__TO DO__
Nothing but the lines from the line with "Reverse-engineer this chart into JSON." through the end of the data is to be copied, and each is to be copied exactly.

__DATA TO USE__
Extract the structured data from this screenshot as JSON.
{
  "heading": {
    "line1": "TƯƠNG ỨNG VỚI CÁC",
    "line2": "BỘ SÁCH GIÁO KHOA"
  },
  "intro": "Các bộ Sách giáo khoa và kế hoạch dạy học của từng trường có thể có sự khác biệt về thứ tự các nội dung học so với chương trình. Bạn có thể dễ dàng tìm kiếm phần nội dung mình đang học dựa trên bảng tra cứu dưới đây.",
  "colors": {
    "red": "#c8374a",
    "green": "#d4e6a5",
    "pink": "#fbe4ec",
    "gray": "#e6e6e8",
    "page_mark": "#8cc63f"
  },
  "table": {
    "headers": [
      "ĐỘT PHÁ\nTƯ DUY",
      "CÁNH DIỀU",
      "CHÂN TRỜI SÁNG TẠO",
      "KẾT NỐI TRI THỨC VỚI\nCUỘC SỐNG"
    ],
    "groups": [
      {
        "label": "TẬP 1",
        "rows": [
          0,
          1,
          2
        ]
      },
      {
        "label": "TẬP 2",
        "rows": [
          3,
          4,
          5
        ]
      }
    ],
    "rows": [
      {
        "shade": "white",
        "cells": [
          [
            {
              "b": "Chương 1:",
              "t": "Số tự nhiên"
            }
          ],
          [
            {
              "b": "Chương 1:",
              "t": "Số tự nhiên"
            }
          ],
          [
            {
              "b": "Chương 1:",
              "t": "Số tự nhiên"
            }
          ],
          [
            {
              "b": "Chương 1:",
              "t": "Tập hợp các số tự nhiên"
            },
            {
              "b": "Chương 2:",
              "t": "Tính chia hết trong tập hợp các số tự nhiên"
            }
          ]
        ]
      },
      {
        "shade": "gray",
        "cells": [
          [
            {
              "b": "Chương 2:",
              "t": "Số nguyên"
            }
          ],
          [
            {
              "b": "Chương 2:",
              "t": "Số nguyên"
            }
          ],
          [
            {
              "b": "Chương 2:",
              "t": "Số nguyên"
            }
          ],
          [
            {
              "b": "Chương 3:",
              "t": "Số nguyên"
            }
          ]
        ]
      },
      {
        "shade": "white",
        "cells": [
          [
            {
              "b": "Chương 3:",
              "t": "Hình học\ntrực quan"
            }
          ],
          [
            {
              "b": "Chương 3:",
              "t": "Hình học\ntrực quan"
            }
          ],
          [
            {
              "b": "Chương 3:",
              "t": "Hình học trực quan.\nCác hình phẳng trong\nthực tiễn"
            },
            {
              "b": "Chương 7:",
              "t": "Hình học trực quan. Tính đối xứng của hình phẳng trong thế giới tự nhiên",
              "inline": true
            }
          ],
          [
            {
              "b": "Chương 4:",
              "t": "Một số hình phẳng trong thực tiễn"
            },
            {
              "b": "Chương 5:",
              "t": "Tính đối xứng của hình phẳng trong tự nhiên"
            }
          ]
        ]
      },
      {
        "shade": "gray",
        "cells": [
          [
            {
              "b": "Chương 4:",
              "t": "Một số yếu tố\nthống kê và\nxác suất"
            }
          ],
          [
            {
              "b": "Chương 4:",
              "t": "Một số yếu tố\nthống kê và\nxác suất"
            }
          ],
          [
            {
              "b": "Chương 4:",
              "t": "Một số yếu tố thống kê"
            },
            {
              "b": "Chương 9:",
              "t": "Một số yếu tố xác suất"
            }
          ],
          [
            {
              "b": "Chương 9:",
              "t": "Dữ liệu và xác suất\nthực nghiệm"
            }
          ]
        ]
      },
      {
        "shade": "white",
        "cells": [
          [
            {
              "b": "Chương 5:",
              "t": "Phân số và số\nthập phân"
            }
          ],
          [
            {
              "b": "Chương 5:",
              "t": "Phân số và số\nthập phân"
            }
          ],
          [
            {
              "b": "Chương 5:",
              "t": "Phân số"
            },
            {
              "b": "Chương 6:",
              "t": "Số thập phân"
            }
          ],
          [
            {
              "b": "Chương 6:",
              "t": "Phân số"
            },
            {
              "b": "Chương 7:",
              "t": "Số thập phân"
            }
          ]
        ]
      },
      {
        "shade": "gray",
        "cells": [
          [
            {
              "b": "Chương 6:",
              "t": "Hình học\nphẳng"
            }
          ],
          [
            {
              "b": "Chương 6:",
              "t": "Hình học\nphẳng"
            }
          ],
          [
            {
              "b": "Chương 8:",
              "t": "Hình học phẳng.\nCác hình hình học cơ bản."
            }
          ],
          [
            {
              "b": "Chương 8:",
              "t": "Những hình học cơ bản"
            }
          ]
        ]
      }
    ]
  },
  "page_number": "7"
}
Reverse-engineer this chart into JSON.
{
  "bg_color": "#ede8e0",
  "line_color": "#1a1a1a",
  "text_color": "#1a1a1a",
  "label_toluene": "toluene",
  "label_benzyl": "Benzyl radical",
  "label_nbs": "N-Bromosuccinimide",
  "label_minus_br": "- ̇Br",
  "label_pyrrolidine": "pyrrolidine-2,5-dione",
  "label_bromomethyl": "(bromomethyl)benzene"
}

__RESULT OF THE EXERCISE__
Reverse-engineer this chart into JSON.
{
  "bg_color": "#ede8e0",
  "line_color": "#1a1a1a",
  "text_color": "#1a1a1a",
  "label_toluene": "toluene",
  "label_benzyl": "Benzyl radical",
  "label_nbs": "N-Bromosuccinimide",
  "label_minus_br": "- ̇Br",
  "label_pyrrolidine": "pyrrolidine-2,5-dione",
  "label_bromomethyl": "(bromomethyl)benzene"
}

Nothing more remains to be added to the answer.